Description of the task: Find how many lines of the listing include the string "title", and report only that figure.

Records to process:
________________________
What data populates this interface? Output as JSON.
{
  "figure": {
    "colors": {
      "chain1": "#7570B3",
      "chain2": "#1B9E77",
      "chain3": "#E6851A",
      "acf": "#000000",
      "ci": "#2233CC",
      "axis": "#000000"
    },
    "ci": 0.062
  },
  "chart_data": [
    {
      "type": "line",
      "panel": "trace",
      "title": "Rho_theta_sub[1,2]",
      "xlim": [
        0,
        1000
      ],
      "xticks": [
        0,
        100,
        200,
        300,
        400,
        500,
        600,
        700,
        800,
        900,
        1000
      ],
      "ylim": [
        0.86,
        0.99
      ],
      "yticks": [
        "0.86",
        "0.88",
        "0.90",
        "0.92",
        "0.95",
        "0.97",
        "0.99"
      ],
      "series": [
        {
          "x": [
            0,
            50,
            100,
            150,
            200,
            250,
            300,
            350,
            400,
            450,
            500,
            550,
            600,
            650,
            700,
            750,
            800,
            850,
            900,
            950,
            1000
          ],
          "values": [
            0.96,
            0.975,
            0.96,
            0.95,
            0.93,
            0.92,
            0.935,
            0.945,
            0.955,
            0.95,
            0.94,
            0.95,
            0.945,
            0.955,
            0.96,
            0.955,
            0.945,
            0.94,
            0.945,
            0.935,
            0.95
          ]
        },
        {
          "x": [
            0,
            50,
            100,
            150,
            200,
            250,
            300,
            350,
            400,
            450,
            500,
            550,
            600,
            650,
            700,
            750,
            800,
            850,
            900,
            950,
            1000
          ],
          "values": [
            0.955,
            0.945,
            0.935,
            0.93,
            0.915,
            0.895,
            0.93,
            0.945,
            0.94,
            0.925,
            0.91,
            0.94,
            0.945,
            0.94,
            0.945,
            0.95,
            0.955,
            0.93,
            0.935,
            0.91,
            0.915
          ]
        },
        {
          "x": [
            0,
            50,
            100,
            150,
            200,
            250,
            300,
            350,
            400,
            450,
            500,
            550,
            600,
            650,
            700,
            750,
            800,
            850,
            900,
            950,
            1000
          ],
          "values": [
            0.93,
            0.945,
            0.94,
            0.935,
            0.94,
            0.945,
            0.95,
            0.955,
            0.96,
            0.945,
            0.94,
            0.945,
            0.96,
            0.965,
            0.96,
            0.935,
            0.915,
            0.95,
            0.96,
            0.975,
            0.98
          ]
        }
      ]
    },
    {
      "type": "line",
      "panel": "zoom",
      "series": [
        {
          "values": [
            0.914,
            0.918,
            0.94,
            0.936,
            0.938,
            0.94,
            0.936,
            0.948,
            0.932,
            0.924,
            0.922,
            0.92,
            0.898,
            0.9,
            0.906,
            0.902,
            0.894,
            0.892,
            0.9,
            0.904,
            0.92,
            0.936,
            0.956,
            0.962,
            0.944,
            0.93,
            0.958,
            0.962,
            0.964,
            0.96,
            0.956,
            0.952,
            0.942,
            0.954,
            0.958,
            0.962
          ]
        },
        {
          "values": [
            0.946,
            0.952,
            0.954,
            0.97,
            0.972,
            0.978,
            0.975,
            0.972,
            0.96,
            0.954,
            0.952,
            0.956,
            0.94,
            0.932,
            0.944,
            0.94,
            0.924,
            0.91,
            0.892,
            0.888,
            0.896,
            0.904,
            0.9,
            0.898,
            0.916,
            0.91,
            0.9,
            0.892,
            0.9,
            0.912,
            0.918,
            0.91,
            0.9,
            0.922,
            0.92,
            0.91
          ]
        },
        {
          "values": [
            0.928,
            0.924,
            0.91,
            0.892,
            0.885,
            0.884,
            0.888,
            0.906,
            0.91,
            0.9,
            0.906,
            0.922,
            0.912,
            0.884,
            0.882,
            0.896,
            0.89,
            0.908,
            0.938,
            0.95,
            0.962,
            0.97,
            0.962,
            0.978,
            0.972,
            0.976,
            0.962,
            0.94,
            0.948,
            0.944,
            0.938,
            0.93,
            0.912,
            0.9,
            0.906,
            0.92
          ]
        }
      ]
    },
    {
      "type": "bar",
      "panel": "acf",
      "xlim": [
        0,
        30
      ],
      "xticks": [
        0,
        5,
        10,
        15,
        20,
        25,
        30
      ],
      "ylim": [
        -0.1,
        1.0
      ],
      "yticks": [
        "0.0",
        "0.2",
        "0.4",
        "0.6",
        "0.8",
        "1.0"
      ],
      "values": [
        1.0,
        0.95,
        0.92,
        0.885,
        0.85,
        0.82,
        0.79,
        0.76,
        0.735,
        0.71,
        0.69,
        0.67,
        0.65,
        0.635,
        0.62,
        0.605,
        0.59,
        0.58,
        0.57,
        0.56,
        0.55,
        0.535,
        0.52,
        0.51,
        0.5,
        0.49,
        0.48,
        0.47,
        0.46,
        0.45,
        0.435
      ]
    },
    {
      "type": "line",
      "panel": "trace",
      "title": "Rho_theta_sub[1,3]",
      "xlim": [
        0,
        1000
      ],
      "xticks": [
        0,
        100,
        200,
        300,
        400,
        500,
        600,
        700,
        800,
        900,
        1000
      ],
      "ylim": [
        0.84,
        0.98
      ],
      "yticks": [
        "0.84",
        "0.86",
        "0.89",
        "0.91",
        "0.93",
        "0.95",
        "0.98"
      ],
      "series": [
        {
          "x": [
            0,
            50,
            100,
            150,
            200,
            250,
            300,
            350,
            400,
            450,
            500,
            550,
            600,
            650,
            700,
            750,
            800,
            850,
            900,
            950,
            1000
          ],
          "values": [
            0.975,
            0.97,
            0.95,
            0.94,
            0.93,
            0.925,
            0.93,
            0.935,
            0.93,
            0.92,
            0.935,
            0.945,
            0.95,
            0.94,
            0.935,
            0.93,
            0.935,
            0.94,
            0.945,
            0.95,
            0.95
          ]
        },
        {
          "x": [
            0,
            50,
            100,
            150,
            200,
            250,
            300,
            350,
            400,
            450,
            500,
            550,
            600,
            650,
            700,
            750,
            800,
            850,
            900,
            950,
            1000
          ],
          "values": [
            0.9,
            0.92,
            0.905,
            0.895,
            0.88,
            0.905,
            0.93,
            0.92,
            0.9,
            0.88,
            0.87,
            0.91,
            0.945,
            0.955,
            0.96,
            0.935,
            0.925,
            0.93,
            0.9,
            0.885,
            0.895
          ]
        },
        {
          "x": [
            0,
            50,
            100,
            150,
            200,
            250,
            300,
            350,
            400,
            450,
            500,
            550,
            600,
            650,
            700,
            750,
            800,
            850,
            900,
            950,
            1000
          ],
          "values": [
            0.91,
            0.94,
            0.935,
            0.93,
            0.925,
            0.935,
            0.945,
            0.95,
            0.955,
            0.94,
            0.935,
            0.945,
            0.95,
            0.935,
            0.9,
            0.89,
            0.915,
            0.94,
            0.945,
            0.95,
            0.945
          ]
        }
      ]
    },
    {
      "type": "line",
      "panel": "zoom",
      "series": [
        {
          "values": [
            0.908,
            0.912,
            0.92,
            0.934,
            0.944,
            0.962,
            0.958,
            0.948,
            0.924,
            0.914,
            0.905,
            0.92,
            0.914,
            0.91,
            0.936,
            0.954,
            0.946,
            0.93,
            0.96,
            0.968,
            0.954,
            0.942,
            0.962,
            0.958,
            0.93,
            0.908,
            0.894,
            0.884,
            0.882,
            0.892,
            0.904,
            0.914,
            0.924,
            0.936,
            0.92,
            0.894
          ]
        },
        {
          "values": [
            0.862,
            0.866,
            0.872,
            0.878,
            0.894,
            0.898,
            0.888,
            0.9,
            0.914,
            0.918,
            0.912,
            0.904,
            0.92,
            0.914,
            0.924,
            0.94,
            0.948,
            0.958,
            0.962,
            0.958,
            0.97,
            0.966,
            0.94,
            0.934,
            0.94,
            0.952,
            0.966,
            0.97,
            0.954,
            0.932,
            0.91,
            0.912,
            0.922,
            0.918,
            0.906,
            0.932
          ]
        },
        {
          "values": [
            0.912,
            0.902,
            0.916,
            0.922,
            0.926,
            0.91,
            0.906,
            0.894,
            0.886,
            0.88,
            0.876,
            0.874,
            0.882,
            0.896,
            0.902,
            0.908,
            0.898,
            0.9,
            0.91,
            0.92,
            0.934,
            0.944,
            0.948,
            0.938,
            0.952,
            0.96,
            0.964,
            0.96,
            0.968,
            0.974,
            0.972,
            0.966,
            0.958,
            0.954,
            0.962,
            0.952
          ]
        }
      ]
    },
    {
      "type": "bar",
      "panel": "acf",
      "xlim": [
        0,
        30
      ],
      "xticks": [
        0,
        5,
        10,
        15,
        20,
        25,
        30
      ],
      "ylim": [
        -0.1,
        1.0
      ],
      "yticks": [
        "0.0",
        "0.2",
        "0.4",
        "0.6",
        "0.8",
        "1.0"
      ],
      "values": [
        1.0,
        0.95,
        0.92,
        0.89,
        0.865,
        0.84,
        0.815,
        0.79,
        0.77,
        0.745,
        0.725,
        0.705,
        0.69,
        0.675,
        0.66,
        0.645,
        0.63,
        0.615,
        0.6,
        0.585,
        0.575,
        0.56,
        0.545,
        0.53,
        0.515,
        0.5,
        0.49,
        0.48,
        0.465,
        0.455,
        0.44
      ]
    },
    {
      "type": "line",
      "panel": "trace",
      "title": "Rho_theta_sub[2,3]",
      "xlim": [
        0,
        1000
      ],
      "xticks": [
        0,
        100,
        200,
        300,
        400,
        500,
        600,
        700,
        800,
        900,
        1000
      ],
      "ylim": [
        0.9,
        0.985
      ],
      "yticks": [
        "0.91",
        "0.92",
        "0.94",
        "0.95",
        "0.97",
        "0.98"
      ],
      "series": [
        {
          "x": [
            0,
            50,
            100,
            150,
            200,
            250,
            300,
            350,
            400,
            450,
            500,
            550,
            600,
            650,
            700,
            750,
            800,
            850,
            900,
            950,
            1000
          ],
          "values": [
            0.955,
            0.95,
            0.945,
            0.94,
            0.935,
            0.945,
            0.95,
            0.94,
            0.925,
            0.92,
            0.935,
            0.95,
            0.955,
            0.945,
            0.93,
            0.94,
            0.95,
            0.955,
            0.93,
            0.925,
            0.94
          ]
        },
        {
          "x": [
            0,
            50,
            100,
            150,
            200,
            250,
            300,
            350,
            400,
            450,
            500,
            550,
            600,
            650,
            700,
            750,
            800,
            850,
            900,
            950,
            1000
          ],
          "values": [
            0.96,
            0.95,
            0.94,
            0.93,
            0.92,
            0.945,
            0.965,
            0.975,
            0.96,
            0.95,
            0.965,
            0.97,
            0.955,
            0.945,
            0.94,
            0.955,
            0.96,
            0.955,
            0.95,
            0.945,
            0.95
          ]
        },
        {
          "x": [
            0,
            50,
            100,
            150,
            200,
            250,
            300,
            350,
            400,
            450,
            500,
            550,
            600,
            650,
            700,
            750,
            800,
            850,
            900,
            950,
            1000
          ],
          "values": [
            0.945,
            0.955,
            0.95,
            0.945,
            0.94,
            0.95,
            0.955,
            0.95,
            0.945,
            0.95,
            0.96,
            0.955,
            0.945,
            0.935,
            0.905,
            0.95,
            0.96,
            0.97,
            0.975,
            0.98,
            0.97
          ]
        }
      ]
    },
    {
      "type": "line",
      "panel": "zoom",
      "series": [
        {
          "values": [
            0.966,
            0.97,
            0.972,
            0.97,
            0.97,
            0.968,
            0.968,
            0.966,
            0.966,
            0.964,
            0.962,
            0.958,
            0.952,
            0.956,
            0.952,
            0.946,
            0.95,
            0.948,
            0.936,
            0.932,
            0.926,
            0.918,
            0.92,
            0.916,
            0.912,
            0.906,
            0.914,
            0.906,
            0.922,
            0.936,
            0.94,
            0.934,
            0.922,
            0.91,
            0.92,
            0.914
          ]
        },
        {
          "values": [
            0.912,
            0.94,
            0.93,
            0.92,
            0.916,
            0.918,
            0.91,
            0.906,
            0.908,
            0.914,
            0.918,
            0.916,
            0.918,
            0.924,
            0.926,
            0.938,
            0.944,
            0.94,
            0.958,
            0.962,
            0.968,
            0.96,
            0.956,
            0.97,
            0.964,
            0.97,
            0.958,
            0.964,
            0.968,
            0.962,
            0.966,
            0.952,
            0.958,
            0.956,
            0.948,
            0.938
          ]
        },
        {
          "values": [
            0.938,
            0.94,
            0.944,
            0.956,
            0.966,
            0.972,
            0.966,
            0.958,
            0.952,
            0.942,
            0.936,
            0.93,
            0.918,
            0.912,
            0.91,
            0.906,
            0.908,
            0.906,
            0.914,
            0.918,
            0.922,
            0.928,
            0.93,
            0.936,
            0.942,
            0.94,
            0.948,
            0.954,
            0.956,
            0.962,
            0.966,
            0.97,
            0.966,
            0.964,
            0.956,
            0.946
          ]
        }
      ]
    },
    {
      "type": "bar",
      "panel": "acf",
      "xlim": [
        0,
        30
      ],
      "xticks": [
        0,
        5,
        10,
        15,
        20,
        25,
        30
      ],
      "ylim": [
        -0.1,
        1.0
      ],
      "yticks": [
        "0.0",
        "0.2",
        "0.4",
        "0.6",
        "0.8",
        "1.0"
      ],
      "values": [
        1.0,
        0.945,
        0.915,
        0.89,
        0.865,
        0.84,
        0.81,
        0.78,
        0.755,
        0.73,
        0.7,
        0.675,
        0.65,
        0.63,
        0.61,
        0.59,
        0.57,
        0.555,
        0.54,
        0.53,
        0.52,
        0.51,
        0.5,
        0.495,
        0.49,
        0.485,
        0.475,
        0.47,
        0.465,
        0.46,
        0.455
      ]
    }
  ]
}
________________________
Exercise response: 3